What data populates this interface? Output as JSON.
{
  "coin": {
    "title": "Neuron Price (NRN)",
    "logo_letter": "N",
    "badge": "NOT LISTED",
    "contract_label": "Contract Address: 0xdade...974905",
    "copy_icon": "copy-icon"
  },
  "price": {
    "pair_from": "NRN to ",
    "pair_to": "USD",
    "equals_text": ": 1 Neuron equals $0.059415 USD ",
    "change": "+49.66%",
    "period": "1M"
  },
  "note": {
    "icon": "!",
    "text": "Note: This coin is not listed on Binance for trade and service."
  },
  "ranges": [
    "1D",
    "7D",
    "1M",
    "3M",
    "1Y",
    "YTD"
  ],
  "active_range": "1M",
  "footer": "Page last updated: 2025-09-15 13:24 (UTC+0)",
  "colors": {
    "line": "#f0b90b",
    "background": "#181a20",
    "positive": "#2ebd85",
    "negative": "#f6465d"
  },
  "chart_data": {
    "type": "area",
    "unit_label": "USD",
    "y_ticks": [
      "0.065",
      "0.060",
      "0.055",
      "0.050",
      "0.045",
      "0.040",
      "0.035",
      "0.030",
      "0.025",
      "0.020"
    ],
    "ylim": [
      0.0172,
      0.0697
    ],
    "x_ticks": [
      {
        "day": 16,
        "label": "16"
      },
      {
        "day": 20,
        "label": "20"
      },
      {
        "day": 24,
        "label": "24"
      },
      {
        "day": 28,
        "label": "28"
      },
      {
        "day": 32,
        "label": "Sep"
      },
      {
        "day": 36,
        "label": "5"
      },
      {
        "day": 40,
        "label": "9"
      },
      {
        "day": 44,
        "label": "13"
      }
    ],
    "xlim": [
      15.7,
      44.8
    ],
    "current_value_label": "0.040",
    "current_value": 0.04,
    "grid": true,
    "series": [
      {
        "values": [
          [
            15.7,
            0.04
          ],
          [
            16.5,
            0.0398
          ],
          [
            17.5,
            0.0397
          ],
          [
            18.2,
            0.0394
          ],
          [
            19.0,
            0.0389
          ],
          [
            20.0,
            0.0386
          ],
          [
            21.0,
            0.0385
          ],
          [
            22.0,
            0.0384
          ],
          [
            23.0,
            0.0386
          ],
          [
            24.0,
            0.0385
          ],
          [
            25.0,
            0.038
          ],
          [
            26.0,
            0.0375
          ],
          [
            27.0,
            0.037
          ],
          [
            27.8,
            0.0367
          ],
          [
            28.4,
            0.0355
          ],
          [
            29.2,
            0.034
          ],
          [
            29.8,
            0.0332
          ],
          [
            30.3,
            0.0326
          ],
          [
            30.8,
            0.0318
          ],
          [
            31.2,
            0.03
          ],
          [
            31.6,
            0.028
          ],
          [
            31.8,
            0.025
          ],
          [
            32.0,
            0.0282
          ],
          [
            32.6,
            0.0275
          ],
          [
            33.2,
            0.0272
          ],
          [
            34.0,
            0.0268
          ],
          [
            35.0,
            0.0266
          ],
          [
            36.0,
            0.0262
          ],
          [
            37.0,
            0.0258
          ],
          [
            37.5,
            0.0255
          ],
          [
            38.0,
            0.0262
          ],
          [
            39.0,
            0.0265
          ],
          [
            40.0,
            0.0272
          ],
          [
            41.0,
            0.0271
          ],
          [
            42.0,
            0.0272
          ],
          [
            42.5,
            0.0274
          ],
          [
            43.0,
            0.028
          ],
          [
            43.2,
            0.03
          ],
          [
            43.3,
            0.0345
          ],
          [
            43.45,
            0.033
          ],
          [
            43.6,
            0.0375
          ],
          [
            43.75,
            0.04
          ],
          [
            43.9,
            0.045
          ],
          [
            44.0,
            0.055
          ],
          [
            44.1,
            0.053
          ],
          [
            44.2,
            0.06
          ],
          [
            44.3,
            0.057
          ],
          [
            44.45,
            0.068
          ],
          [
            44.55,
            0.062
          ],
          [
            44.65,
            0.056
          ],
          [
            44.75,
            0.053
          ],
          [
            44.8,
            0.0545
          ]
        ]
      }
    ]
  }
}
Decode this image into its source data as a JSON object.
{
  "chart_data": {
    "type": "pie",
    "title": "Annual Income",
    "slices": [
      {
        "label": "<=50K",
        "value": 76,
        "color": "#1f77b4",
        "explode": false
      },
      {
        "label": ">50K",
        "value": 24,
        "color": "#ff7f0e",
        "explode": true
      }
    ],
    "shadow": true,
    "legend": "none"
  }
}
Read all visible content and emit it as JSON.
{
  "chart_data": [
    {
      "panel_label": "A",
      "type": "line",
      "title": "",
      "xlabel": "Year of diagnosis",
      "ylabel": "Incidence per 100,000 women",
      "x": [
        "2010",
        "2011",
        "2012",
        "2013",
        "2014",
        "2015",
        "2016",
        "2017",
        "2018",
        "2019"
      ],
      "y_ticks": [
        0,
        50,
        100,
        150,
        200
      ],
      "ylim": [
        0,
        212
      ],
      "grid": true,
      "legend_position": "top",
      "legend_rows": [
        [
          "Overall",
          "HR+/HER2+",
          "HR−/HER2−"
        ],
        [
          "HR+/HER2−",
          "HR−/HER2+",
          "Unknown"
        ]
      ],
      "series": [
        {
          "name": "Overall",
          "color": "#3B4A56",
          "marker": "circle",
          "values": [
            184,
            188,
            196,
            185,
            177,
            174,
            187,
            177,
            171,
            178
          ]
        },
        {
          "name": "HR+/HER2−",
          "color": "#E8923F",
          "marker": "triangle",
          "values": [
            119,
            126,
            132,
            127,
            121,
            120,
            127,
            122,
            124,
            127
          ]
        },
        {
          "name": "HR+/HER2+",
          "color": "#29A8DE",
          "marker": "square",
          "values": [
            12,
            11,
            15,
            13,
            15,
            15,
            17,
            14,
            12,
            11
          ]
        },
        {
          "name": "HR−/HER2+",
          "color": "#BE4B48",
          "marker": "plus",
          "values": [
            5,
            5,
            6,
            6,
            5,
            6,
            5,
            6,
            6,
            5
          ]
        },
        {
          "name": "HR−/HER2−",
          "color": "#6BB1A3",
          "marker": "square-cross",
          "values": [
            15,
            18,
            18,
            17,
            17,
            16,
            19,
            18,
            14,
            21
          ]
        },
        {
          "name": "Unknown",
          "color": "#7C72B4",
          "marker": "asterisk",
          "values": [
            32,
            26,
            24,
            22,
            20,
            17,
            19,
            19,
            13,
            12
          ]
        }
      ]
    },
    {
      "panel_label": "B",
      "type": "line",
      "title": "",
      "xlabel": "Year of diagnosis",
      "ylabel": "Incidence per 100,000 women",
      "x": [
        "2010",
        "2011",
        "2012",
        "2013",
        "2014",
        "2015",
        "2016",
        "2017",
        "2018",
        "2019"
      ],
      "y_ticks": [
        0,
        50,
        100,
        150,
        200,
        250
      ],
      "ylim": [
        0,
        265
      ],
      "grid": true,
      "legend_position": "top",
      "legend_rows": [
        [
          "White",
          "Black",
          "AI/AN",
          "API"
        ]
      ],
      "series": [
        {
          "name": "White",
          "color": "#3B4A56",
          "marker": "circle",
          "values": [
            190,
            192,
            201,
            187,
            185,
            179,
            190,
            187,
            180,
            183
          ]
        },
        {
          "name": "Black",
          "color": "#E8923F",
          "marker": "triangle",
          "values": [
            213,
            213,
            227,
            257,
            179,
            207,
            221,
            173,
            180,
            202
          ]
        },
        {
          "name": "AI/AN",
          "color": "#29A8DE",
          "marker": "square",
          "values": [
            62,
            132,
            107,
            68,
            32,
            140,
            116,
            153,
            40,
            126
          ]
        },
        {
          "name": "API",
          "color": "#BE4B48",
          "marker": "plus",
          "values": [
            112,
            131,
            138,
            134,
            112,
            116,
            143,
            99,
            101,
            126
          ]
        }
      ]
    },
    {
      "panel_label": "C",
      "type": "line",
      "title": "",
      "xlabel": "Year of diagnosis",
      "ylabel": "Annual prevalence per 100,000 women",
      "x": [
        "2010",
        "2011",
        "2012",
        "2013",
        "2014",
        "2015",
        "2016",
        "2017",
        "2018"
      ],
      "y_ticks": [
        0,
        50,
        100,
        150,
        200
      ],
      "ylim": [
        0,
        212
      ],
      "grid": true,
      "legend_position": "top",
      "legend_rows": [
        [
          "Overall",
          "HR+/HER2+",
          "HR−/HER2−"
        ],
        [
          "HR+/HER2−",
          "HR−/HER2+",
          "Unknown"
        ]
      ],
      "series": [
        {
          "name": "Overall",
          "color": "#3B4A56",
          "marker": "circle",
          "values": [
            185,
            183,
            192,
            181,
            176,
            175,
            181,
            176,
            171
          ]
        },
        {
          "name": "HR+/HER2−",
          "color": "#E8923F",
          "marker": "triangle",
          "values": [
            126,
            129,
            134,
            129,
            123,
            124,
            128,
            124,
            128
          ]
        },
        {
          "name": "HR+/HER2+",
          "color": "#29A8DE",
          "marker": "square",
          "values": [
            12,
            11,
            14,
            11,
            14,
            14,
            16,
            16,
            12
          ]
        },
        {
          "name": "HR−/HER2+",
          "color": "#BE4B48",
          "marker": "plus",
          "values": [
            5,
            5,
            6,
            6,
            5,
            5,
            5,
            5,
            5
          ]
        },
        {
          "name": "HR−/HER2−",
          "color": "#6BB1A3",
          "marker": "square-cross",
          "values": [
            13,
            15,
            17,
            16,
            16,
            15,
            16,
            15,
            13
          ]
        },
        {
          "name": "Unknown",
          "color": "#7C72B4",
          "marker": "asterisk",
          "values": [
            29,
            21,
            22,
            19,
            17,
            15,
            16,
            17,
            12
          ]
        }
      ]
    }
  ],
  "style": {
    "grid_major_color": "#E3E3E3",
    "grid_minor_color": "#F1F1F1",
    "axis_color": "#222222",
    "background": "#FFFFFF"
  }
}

> _DESCRIPTION OF THE TASK_
Check each line of the data above for the word "background" and say how many lines have it. Give the number alone.

> _TASK RESPONSE_
2